RECORDS FOR THIS EXERCISE:
╔══
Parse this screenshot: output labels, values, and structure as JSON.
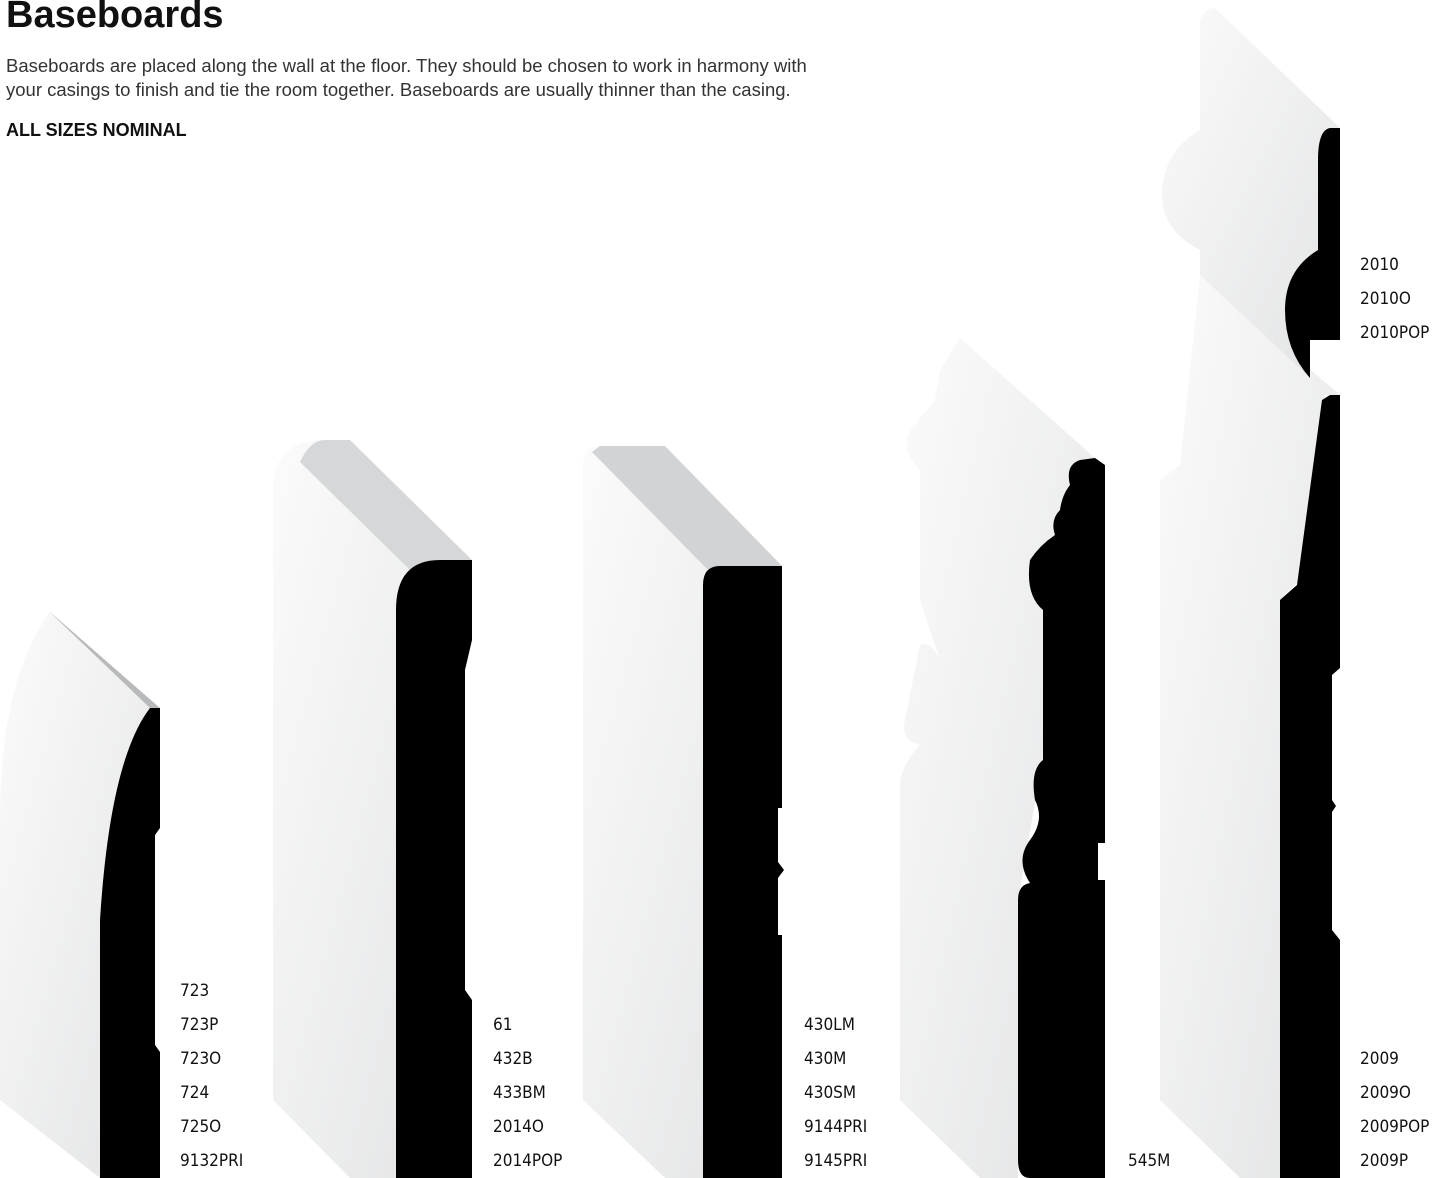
{
  "header": {
    "title": "Baseboards",
    "description_lines": [
      "Baseboards are placed along the wall at the floor. They should be chosen to work in harmony with",
      "your casings to finish and tie the room together. Baseboards are usually thinner than the casing."
    ],
    "note": "ALL SIZES NOMINAL"
  },
  "profiles": [
    {
      "codes": [
        "723",
        "723P",
        "723O",
        "724",
        "725O",
        "9132PRI"
      ]
    },
    {
      "codes": [
        "61",
        "432B",
        "433BM",
        "2014O",
        "2014POP"
      ]
    },
    {
      "codes": [
        "430LM",
        "430M",
        "430SM",
        "9144PRI",
        "9145PRI"
      ]
    },
    {
      "codes": [
        "545M"
      ]
    },
    {
      "codes": [
        "2009",
        "2009O",
        "2009POP",
        "2009P"
      ]
    },
    {
      "codes": [
        "2010",
        "2010O",
        "2010POP"
      ]
    }
  ]
}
╚══
GOAL: Copy the listing over exactly, skipping the pictures it holds.

OUTPUT OF THE TASK:
Parse this screenshot: output labels, values, and structure as JSON.
{
  "header": {
    "title": "Baseboards",
    "description_lines": [
      "Baseboards are placed along the wall at the floor. They should be chosen to work in harmony with",
      "your casings to finish and tie the room together. Baseboards are usually thinner than the casing."
    ],
    "note": "ALL SIZES NOMINAL"
  },
  "profiles": [
    {
      "codes": [
        "723",
        "723P",
        "723O",
        "724",
        "725O",
        "9132PRI"
      ]
    },
    {
      "codes": [
        "61",
        "432B",
        "433BM",
        "2014O",
        "2014POP"
      ]
    },
    {
      "codes": [
        "430LM",
        "430M",
        "430SM",
        "9144PRI",
        "9145PRI"
      ]
    },
    {
      "codes": [
        "545M"
      ]
    },
    {
      "codes": [
        "2009",
        "2009O",
        "2009POP",
        "2009P"
      ]
    },
    {
      "codes": [
        "2010",
        "2010O",
        "2010POP"
      ]
    }
  ]
}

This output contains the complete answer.